What is being asked:
Read the data and repeat it in full, exactly.

Data supplied:
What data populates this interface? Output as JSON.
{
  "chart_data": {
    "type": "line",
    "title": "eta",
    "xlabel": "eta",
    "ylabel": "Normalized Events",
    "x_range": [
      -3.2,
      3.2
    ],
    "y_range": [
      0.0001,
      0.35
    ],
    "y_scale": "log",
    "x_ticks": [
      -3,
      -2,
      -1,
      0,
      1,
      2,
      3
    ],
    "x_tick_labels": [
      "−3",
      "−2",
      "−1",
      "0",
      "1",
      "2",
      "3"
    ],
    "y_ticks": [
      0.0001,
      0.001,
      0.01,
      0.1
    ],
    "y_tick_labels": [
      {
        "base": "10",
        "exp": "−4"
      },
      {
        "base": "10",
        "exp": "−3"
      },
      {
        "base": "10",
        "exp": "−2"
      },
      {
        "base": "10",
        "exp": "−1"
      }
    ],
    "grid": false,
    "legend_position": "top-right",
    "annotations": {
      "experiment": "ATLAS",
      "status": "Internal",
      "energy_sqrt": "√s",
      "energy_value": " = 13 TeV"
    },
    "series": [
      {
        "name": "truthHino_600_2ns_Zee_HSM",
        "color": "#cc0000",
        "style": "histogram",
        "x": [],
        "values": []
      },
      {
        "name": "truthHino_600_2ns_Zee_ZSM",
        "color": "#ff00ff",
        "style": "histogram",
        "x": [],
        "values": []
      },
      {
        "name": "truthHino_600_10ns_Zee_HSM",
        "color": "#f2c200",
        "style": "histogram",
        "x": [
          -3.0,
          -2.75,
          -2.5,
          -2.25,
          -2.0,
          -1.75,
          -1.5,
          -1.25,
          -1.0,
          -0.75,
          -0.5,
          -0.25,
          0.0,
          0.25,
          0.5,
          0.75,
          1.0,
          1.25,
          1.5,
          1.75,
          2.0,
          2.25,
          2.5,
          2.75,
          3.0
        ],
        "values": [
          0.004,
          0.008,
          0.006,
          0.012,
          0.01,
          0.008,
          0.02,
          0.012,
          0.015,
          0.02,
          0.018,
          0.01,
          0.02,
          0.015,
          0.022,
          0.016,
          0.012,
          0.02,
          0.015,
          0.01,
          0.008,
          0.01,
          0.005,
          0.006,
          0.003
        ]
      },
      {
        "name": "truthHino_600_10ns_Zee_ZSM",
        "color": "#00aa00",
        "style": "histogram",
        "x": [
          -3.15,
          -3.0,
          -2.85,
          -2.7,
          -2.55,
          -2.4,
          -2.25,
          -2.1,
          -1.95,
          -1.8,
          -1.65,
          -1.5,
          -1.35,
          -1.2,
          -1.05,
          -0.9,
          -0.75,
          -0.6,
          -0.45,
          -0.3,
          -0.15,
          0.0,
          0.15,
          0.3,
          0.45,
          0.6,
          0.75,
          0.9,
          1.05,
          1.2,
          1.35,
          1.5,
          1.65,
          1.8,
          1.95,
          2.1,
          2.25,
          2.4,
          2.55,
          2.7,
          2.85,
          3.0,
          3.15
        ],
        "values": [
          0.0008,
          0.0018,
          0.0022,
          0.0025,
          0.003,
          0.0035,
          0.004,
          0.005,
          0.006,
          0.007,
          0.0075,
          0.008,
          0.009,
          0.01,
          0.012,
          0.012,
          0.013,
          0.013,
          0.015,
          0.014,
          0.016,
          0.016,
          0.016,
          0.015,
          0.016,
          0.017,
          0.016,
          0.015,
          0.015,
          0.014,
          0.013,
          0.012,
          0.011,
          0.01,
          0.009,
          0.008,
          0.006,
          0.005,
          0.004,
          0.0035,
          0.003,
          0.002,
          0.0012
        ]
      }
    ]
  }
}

Complete output:
What data populates this interface? Output as JSON.
{
  "chart_data": {
    "type": "line",
    "title": "eta",
    "xlabel": "eta",
    "ylabel": "Normalized Events",
    "x_range": [
      -3.2,
      3.2
    ],
    "y_range": [
      0.0001,
      0.35
    ],
    "y_scale": "log",
    "x_ticks": [
      -3,
      -2,
      -1,
      0,
      1,
      2,
      3
    ],
    "x_tick_labels": [
      "−3",
      "−2",
      "−1",
      "0",
      "1",
      "2",
      "3"
    ],
    "y_ticks": [
      0.0001,
      0.001,
      0.01,
      0.1
    ],
    "y_tick_labels": [
      {
        "base": "10",
        "exp": "−4"
      },
      {
        "base": "10",
        "exp": "−3"
      },
      {
        "base": "10",
        "exp": "−2"
      },
      {
        "base": "10",
        "exp": "−1"
      }
    ],
    "grid": false,
    "legend_position": "top-right",
    "annotations": {
      "experiment": "ATLAS",
      "status": "Internal",
      "energy_sqrt": "√s",
      "energy_value": " = 13 TeV"
    },
    "series": [
      {
        "name": "truthHino_600_2ns_Zee_HSM",
        "color": "#cc0000",
        "style": "histogram",
        "x": [],
        "values": []
      },
      {
        "name": "truthHino_600_2ns_Zee_ZSM",
        "color": "#ff00ff",
        "style": "histogram",
        "x": [],
        "values": []
      },
      {
        "name": "truthHino_600_10ns_Zee_HSM",
        "color": "#f2c200",
        "style": "histogram",
        "x": [
          -3.0,
          -2.75,
          -2.5,
          -2.25,
          -2.0,
          -1.75,
          -1.5,
          -1.25,
          -1.0,
          -0.75,
          -0.5,
          -0.25,
          0.0,
          0.25,
          0.5,
          0.75,
          1.0,
          1.25,
          1.5,
          1.75,
          2.0,
          2.25,
          2.5,
          2.75,
          3.0
        ],
        "values": [
          0.004,
          0.008,
          0.006,
          0.012,
          0.01,
          0.008,
          0.02,
          0.012,
          0.015,
          0.02,
          0.018,
          0.01,
          0.02,
          0.015,
          0.022,
          0.016,
          0.012,
          0.02,
          0.015,
          0.01,
          0.008,
          0.01,
          0.005,
          0.006,
          0.003
        ]
      },
      {
        "name": "truthHino_600_10ns_Zee_ZSM",
        "color": "#00aa00",
        "style": "histogram",
        "x": [
          -3.15,
          -3.0,
          -2.85,
          -2.7,
          -2.55,
          -2.4,
          -2.25,
          -2.1,
          -1.95,
          -1.8,
          -1.65,
          -1.5,
          -1.35,
          -1.2,
          -1.05,
          -0.9,
          -0.75,
          -0.6,
          -0.45,
          -0.3,
          -0.15,
          0.0,
          0.15,
          0.3,
          0.45,
          0.6,
          0.75,
          0.9,
          1.05,
          1.2,
          1.35,
          1.5,
          1.65,
          1.8,
          1.95,
          2.1,
          2.25,
          2.4,
          2.55,
          2.7,
          2.85,
          3.0,
          3.15
        ],
        "values": [
          0.0008,
          0.0018,
          0.0022,
          0.0025,
          0.003,
          0.0035,
          0.004,
          0.005,
          0.006,
          0.007,
          0.0075,
          0.008,
          0.009,
          0.01,
          0.012,
          0.012,
          0.013,
          0.013,
          0.015,
          0.014,
          0.016,
          0.016,
          0.016,
          0.015,
          0.016,
          0.017,
          0.016,
          0.015,
          0.015,
          0.014,
          0.013,
          0.012,
          0.011,
          0.01,
          0.009,
          0.008,
          0.006,
          0.005,
          0.004,
          0.0035,
          0.003,
          0.002,
          0.0012
        ]
      }
    ]
  }
}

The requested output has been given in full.